Exercise directions: Extract all of the data and reproduce it precisely.

********************

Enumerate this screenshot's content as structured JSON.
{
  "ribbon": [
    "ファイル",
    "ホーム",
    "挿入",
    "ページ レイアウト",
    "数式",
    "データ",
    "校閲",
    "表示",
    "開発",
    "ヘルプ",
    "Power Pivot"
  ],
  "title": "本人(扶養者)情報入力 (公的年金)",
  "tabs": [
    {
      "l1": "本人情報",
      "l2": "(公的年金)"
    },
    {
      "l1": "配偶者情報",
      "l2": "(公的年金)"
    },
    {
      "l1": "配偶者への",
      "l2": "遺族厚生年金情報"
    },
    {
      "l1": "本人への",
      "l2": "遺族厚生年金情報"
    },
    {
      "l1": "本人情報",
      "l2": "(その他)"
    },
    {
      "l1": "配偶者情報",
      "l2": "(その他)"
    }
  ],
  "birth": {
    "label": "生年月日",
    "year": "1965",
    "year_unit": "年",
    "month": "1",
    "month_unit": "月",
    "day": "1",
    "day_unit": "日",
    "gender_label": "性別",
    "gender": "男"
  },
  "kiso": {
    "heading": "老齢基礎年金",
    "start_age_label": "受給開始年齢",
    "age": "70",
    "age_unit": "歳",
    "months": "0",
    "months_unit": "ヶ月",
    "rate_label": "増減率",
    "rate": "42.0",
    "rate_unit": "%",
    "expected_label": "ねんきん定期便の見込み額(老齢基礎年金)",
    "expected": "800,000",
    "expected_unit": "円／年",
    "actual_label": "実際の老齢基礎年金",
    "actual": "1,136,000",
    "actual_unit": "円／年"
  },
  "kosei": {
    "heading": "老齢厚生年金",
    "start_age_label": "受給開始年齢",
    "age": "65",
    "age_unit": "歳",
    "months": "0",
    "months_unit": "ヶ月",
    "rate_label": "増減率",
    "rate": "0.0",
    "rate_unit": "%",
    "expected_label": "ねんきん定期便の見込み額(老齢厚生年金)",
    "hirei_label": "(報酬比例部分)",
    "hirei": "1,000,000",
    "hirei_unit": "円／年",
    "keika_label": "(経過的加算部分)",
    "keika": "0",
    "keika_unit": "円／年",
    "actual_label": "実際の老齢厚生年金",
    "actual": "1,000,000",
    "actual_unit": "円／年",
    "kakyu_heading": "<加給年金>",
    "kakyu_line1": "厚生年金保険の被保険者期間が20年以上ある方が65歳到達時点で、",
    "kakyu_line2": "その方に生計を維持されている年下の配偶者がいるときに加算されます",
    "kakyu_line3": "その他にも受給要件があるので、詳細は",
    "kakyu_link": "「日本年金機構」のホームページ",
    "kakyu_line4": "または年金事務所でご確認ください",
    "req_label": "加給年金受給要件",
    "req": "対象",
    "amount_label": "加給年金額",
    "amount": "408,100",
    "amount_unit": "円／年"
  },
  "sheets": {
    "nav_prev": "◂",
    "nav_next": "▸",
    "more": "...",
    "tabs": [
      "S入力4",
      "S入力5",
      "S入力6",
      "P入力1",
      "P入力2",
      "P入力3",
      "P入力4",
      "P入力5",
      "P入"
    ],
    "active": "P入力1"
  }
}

********************

Full answer:
Enumerate this screenshot's content as structured JSON.
{
  "ribbon": [
    "ファイル",
    "ホーム",
    "挿入",
    "ページ レイアウト",
    "数式",
    "データ",
    "校閲",
    "表示",
    "開発",
    "ヘルプ",
    "Power Pivot"
  ],
  "title": "本人(扶養者)情報入力 (公的年金)",
  "tabs": [
    {
      "l1": "本人情報",
      "l2": "(公的年金)"
    },
    {
      "l1": "配偶者情報",
      "l2": "(公的年金)"
    },
    {
      "l1": "配偶者への",
      "l2": "遺族厚生年金情報"
    },
    {
      "l1": "本人への",
      "l2": "遺族厚生年金情報"
    },
    {
      "l1": "本人情報",
      "l2": "(その他)"
    },
    {
      "l1": "配偶者情報",
      "l2": "(その他)"
    }
  ],
  "birth": {
    "label": "生年月日",
    "year": "1965",
    "year_unit": "年",
    "month": "1",
    "month_unit": "月",
    "day": "1",
    "day_unit": "日",
    "gender_label": "性別",
    "gender": "男"
  },
  "kiso": {
    "heading": "老齢基礎年金",
    "start_age_label": "受給開始年齢",
    "age": "70",
    "age_unit": "歳",
    "months": "0",
    "months_unit": "ヶ月",
    "rate_label": "増減率",
    "rate": "42.0",
    "rate_unit": "%",
    "expected_label": "ねんきん定期便の見込み額(老齢基礎年金)",
    "expected": "800,000",
    "expected_unit": "円／年",
    "actual_label": "実際の老齢基礎年金",
    "actual": "1,136,000",
    "actual_unit": "円／年"
  },
  "kosei": {
    "heading": "老齢厚生年金",
    "start_age_label": "受給開始年齢",
    "age": "65",
    "age_unit": "歳",
    "months": "0",
    "months_unit": "ヶ月",
    "rate_label": "増減率",
    "rate": "0.0",
    "rate_unit": "%",
    "expected_label": "ねんきん定期便の見込み額(老齢厚生年金)",
    "hirei_label": "(報酬比例部分)",
    "hirei": "1,000,000",
    "hirei_unit": "円／年",
    "keika_label": "(経過的加算部分)",
    "keika": "0",
    "keika_unit": "円／年",
    "actual_label": "実際の老齢厚生年金",
    "actual": "1,000,000",
    "actual_unit": "円／年",
    "kakyu_heading": "<加給年金>",
    "kakyu_line1": "厚生年金保険の被保険者期間が20年以上ある方が65歳到達時点で、",
    "kakyu_line2": "その方に生計を維持されている年下の配偶者がいるときに加算されます",
    "kakyu_line3": "その他にも受給要件があるので、詳細は",
    "kakyu_link": "「日本年金機構」のホームページ",
    "kakyu_line4": "または年金事務所でご確認ください",
    "req_label": "加給年金受給要件",
    "req": "対象",
    "amount_label": "加給年金額",
    "amount": "408,100",
    "amount_unit": "円／年"
  },
  "sheets": {
    "nav_prev": "◂",
    "nav_next": "▸",
    "more": "...",
    "tabs": [
      "S入力4",
      "S入力5",
      "S入力6",
      "P入力1",
      "P入力2",
      "P入力3",
      "P入力4",
      "P入力5",
      "P入"
    ],
    "active": "P入力1"
  }
}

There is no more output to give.